Task statement> Collect every line in the records below that contains the word "screenshot".

Extracted data>
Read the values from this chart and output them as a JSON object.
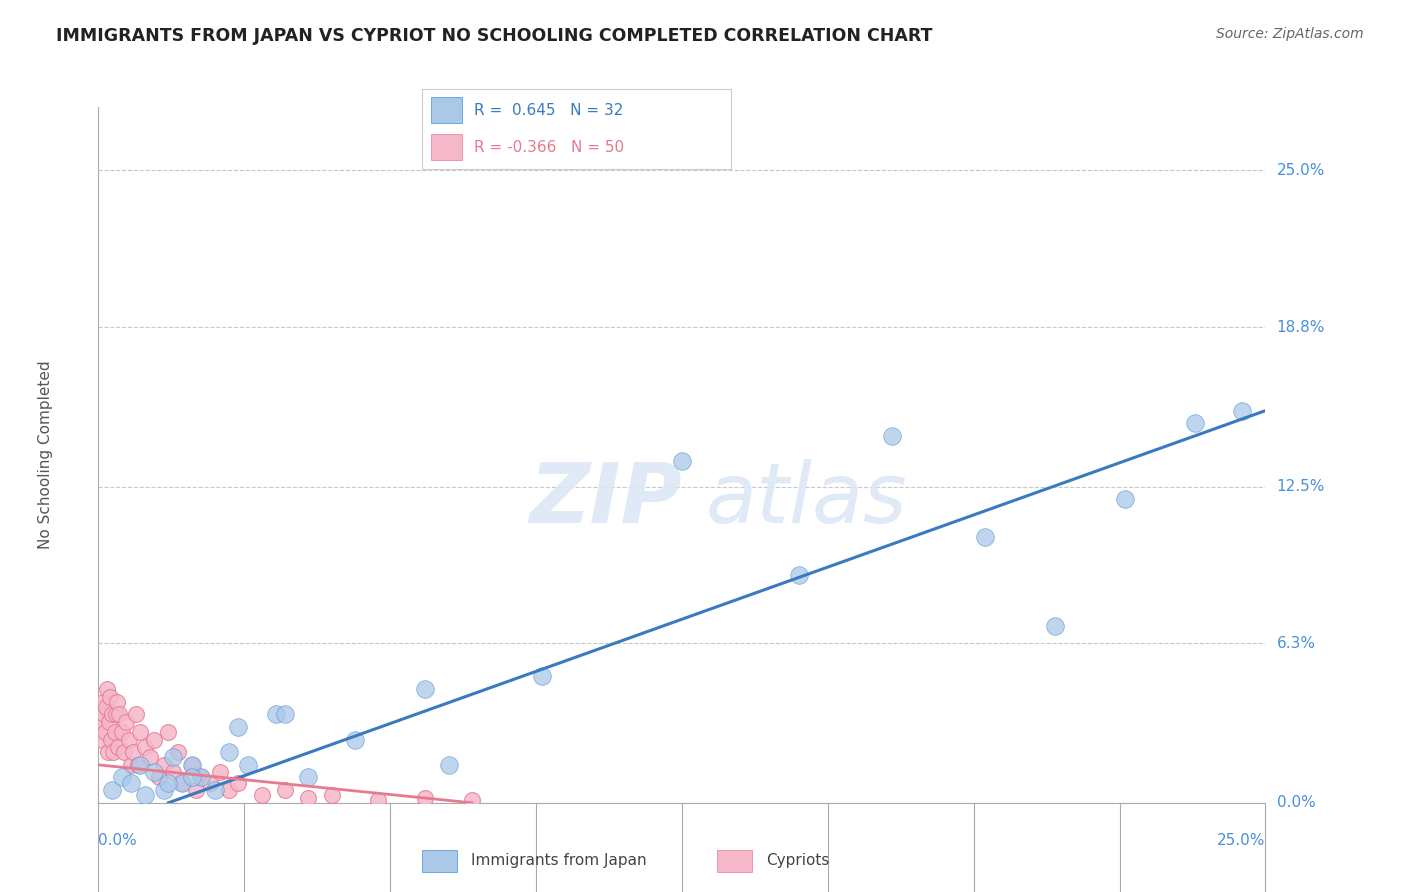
{
  "title": "IMMIGRANTS FROM JAPAN VS CYPRIOT NO SCHOOLING COMPLETED CORRELATION CHART",
  "source": "Source: ZipAtlas.com",
  "ylabel": "No Schooling Completed",
  "ytick_labels": [
    "0.0%",
    "6.3%",
    "12.5%",
    "18.8%",
    "25.0%"
  ],
  "ytick_values": [
    0.0,
    6.3,
    12.5,
    18.8,
    25.0
  ],
  "xrange": [
    0.0,
    25.0
  ],
  "yrange": [
    0.0,
    27.5
  ],
  "r_japan": 0.645,
  "n_japan": 32,
  "r_cypriot": -0.366,
  "n_cypriot": 50,
  "legend_japan": "Immigrants from Japan",
  "legend_cypriot": "Cypriots",
  "color_japan": "#aac8e8",
  "color_cypriot": "#f5b8cb",
  "color_japan_line": "#3a7abf",
  "color_cypriot_line": "#e87a90",
  "color_japan_dark": "#4a90d9",
  "color_cypriot_dark": "#e87a90",
  "background_color": "#ffffff",
  "grid_color": "#c8c8c8",
  "japan_scatter_x": [
    0.3,
    0.5,
    0.7,
    0.9,
    1.0,
    1.2,
    1.4,
    1.6,
    1.8,
    2.0,
    2.2,
    2.5,
    2.8,
    3.2,
    3.8,
    4.5,
    5.5,
    7.0,
    7.5,
    9.5,
    12.5,
    15.0,
    17.0,
    19.0,
    20.5,
    22.0,
    23.5,
    24.5,
    1.5,
    2.0,
    3.0,
    4.0
  ],
  "japan_scatter_y": [
    0.5,
    1.0,
    0.8,
    1.5,
    0.3,
    1.2,
    0.5,
    1.8,
    0.8,
    1.5,
    1.0,
    0.5,
    2.0,
    1.5,
    3.5,
    1.0,
    2.5,
    4.5,
    1.5,
    5.0,
    13.5,
    9.0,
    14.5,
    10.5,
    7.0,
    12.0,
    15.0,
    15.5,
    0.8,
    1.0,
    3.0,
    3.5
  ],
  "cypriot_scatter_x": [
    0.05,
    0.08,
    0.1,
    0.12,
    0.14,
    0.16,
    0.18,
    0.2,
    0.22,
    0.25,
    0.28,
    0.3,
    0.32,
    0.35,
    0.38,
    0.4,
    0.42,
    0.45,
    0.5,
    0.55,
    0.6,
    0.65,
    0.7,
    0.75,
    0.8,
    0.85,
    0.9,
    1.0,
    1.1,
    1.2,
    1.3,
    1.4,
    1.5,
    1.6,
    1.7,
    1.8,
    2.0,
    2.1,
    2.2,
    2.4,
    2.6,
    2.8,
    3.0,
    3.5,
    4.0,
    4.5,
    5.0,
    6.0,
    7.0,
    8.0
  ],
  "cypriot_scatter_y": [
    3.2,
    2.5,
    4.0,
    3.5,
    2.8,
    3.8,
    4.5,
    2.0,
    3.2,
    4.2,
    2.5,
    3.5,
    2.0,
    2.8,
    3.5,
    4.0,
    2.2,
    3.5,
    2.8,
    2.0,
    3.2,
    2.5,
    1.5,
    2.0,
    3.5,
    1.5,
    2.8,
    2.2,
    1.8,
    2.5,
    1.0,
    1.5,
    2.8,
    1.2,
    2.0,
    0.8,
    1.5,
    0.5,
    1.0,
    0.8,
    1.2,
    0.5,
    0.8,
    0.3,
    0.5,
    0.2,
    0.3,
    0.1,
    0.2,
    0.1
  ],
  "japan_line_x0": 1.5,
  "japan_line_y0": 0.0,
  "japan_line_x1": 25.0,
  "japan_line_y1": 15.5,
  "cypriot_line_x0": 0.0,
  "cypriot_line_y0": 1.5,
  "cypriot_line_x1": 8.0,
  "cypriot_line_y1": 0.0
}
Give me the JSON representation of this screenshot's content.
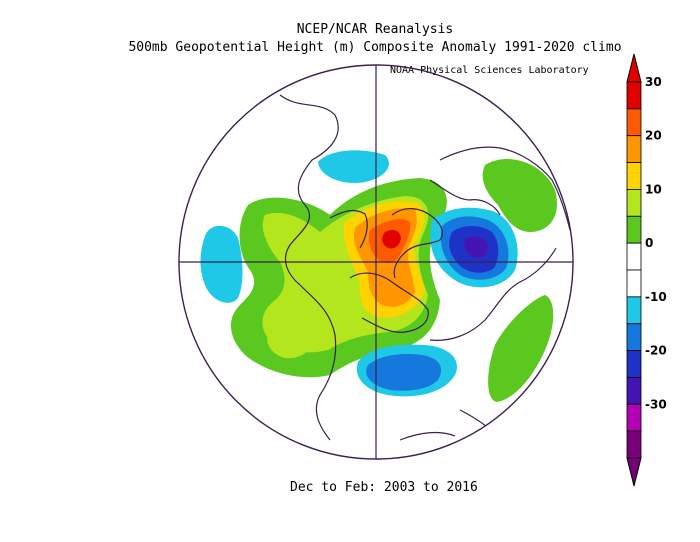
{
  "title": "NCEP/NCAR Reanalysis",
  "subtitle": "500mb Geopotential Height (m) Composite Anomaly 1991-2020 climo",
  "credit": "NOAA Physical Sciences Laboratory",
  "period": "Dec to Feb: 2003 to 2016",
  "colorbar": {
    "labels": [
      "30",
      "20",
      "10",
      "0",
      "-10",
      "-20",
      "-30"
    ],
    "colors": [
      "#e00000",
      "#ff5a00",
      "#ff9600",
      "#ffd200",
      "#b4e61e",
      "#5ac81e",
      "#ffffff",
      "#ffffff",
      "#1ec8e6",
      "#1478dc",
      "#1e32c8",
      "#4614b4",
      "#b400b4",
      "#780078"
    ]
  }
}
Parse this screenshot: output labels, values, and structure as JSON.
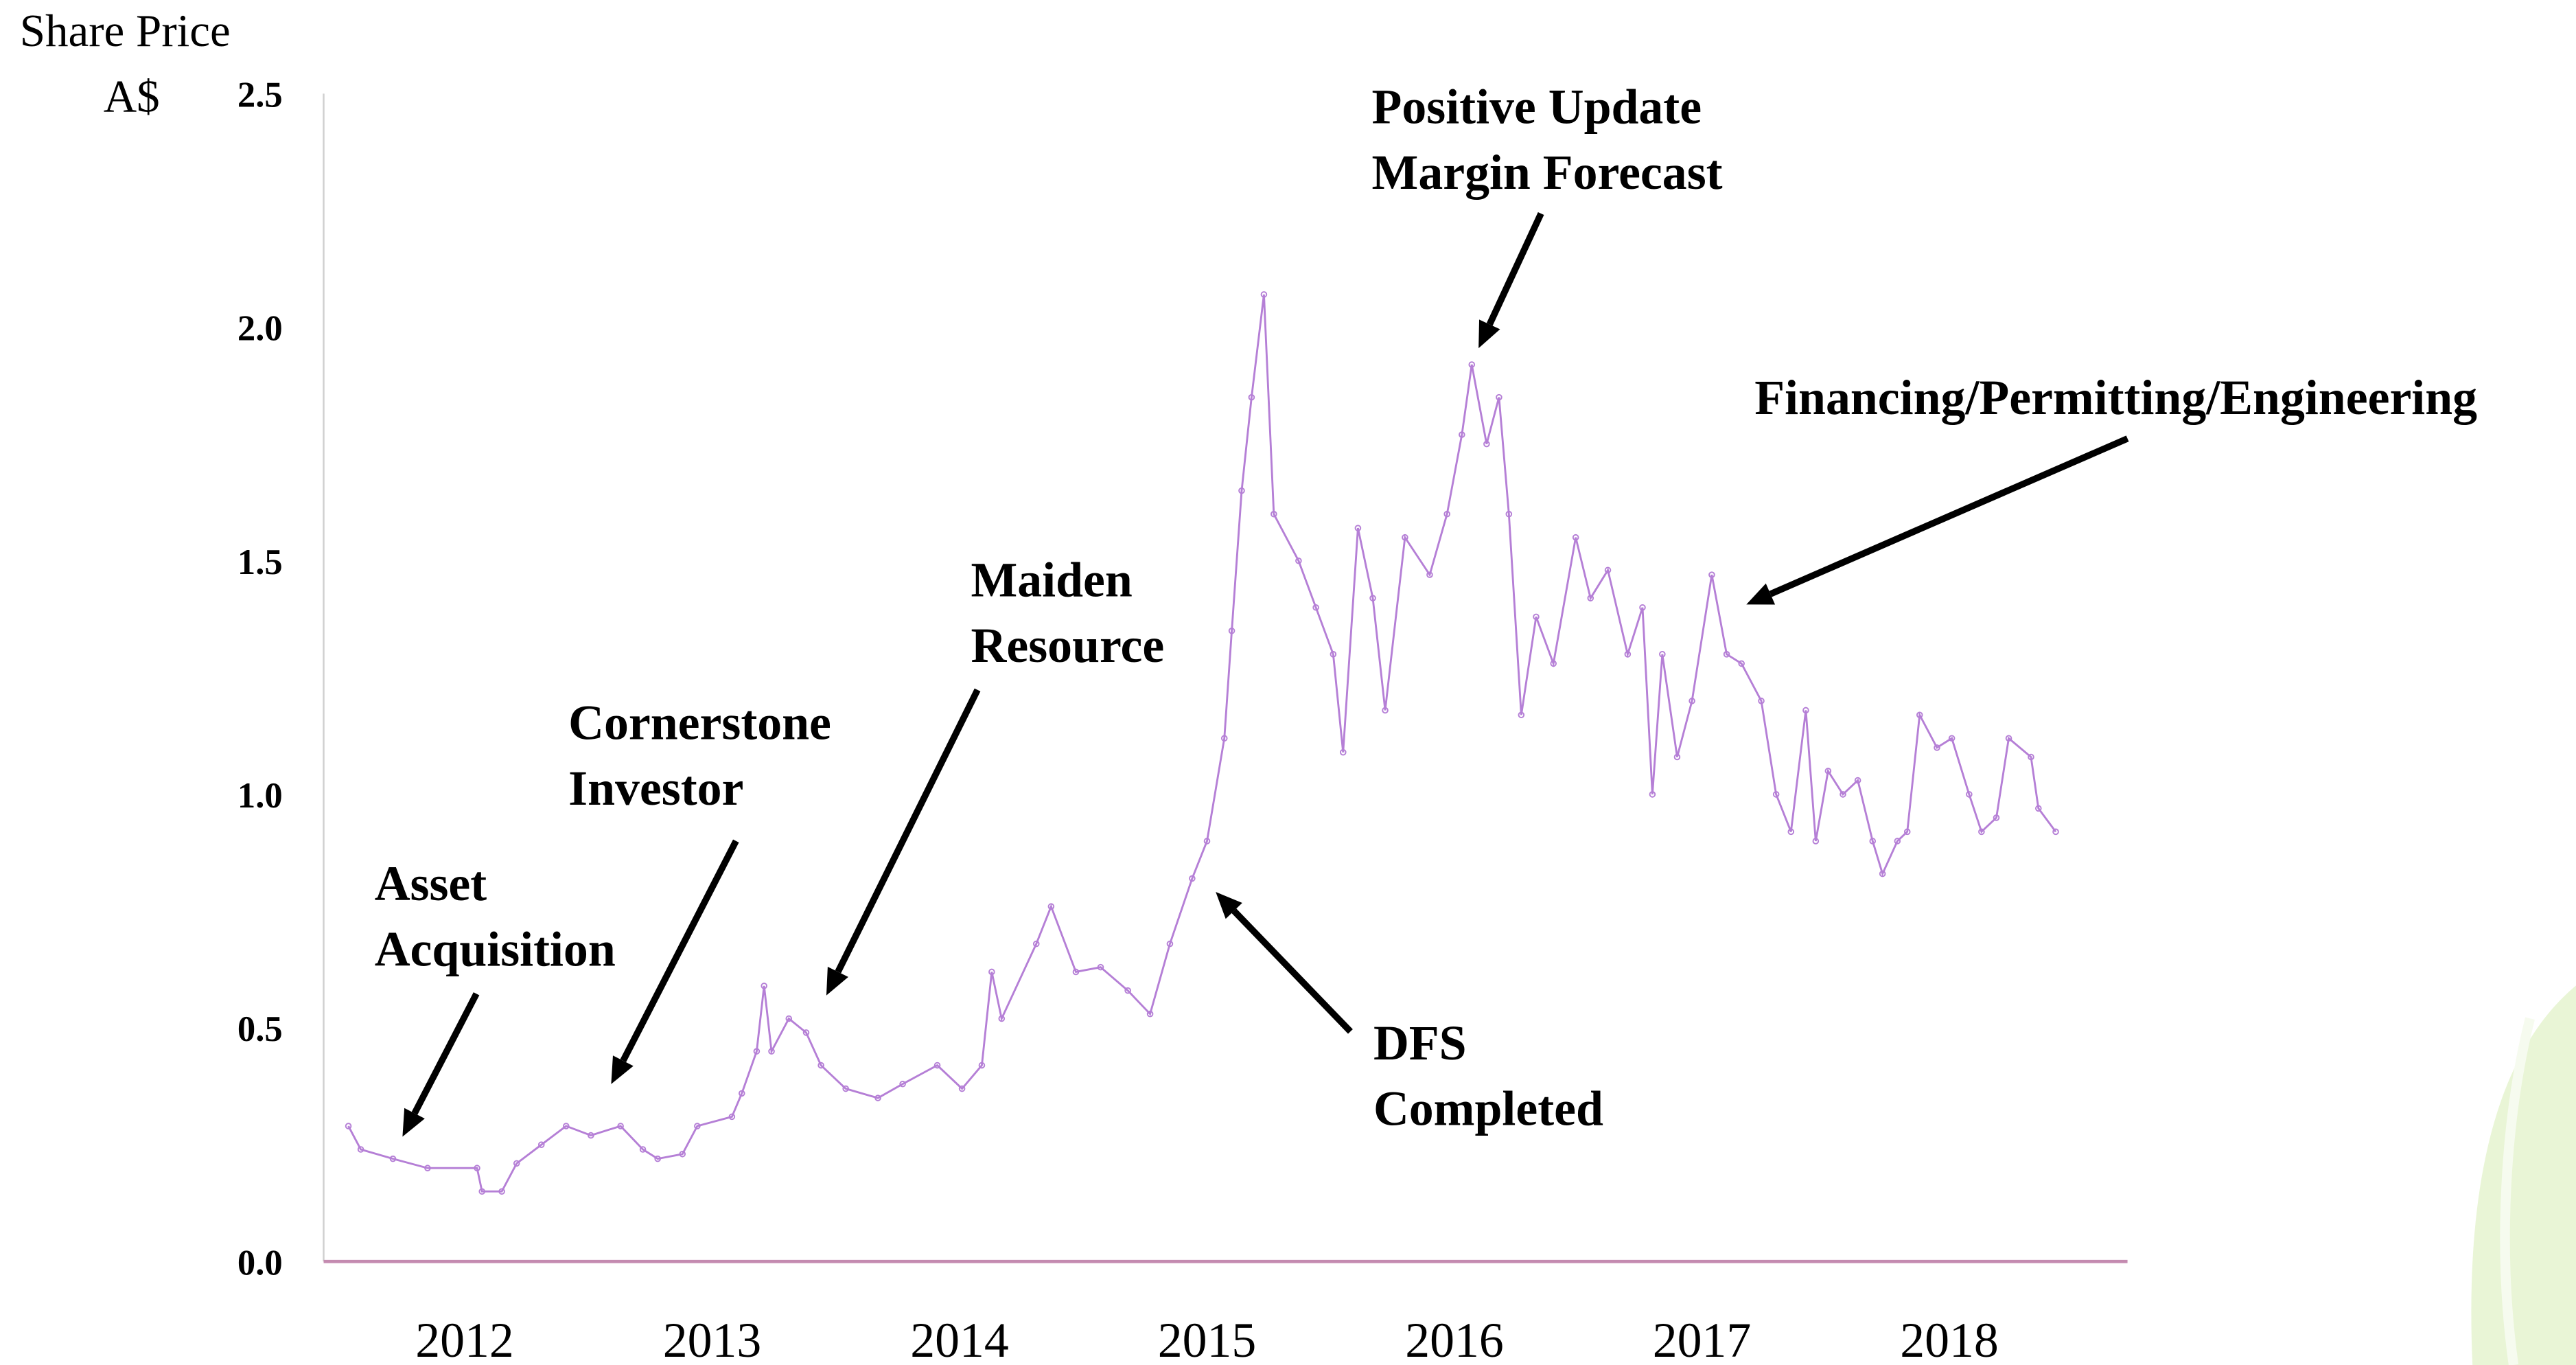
{
  "chart_data": {
    "type": "line",
    "y_label": [
      "Share Price",
      "A$"
    ],
    "annotations": [
      {
        "text": [
          "Asset",
          "Acquisition"
        ]
      },
      {
        "text": [
          "Cornerstone",
          "Investor"
        ]
      },
      {
        "text": [
          "Maiden",
          "Resource"
        ]
      },
      {
        "text": [
          "Positive Update",
          "Margin Forecast"
        ]
      },
      {
        "text": [
          "Financing/Permitting/Engineering"
        ]
      },
      {
        "text": [
          "DFS",
          "Completed"
        ]
      }
    ],
    "x": [
      2011.53,
      2011.58,
      2011.71,
      2011.85,
      2012.05,
      2012.07,
      2012.15,
      2012.21,
      2012.31,
      2012.41,
      2012.51,
      2012.63,
      2012.72,
      2012.78,
      2012.88,
      2012.94,
      2013.08,
      2013.12,
      2013.18,
      2013.21,
      2013.24,
      2013.31,
      2013.38,
      2013.44,
      2013.54,
      2013.67,
      2013.77,
      2013.91,
      2014.01,
      2014.09,
      2014.13,
      2014.17,
      2014.31,
      2014.37,
      2014.47,
      2014.57,
      2014.68,
      2014.77,
      2014.85,
      2014.94,
      2015.0,
      2015.07,
      2015.1,
      2015.14,
      2015.18,
      2015.23,
      2015.27,
      2015.37,
      2015.44,
      2015.51,
      2015.55,
      2015.61,
      2015.67,
      2015.72,
      2015.8,
      2015.9,
      2015.97,
      2016.03,
      2016.07,
      2016.13,
      2016.18,
      2016.22,
      2016.27,
      2016.33,
      2016.4,
      2016.49,
      2016.55,
      2016.62,
      2016.7,
      2016.76,
      2016.8,
      2016.84,
      2016.9,
      2016.96,
      2017.04,
      2017.1,
      2017.16,
      2017.24,
      2017.3,
      2017.36,
      2017.42,
      2017.46,
      2017.51,
      2017.57,
      2017.63,
      2017.69,
      2017.73,
      2017.79,
      2017.83,
      2017.88,
      2017.95,
      2018.01,
      2018.08,
      2018.13,
      2018.19,
      2018.24,
      2018.33,
      2018.36,
      2018.43
    ],
    "series": [
      {
        "name": "Share Price",
        "color": "#b57fd6",
        "values": [
          0.29,
          0.24,
          0.22,
          0.2,
          0.2,
          0.15,
          0.15,
          0.21,
          0.25,
          0.29,
          0.27,
          0.29,
          0.24,
          0.22,
          0.23,
          0.29,
          0.31,
          0.36,
          0.45,
          0.59,
          0.45,
          0.52,
          0.49,
          0.42,
          0.37,
          0.35,
          0.38,
          0.42,
          0.37,
          0.42,
          0.62,
          0.52,
          0.68,
          0.76,
          0.62,
          0.63,
          0.58,
          0.53,
          0.68,
          0.82,
          0.9,
          1.12,
          1.35,
          1.65,
          1.85,
          2.07,
          1.6,
          1.5,
          1.4,
          1.3,
          1.09,
          1.57,
          1.42,
          1.18,
          1.55,
          1.47,
          1.6,
          1.77,
          1.92,
          1.75,
          1.85,
          1.6,
          1.17,
          1.38,
          1.28,
          1.55,
          1.42,
          1.48,
          1.3,
          1.4,
          1.0,
          1.3,
          1.08,
          1.2,
          1.47,
          1.3,
          1.28,
          1.2,
          1.0,
          0.92,
          1.18,
          0.9,
          1.05,
          1.0,
          1.03,
          0.9,
          0.83,
          0.9,
          0.92,
          1.17,
          1.1,
          1.12,
          1.0,
          0.92,
          0.95,
          1.12,
          1.08,
          0.97,
          0.92
        ]
      }
    ],
    "xlim": [
      2011.43,
      2018.72
    ],
    "xticks": [
      2012,
      2013,
      2014,
      2015,
      2016,
      2017,
      2018
    ],
    "ylim": [
      0,
      2.5
    ],
    "yticks": [
      {
        "value": 0,
        "label": "0.0"
      },
      0.5,
      {
        "value": 1,
        "label": "1.0"
      },
      1.5,
      {
        "value": 2,
        "label": "2.0"
      },
      2.5
    ],
    "grid": false
  }
}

Written response>
Give me the JSON representation of this screenshot's content.
Parse this screenshot: output labels, values, and structure as JSON.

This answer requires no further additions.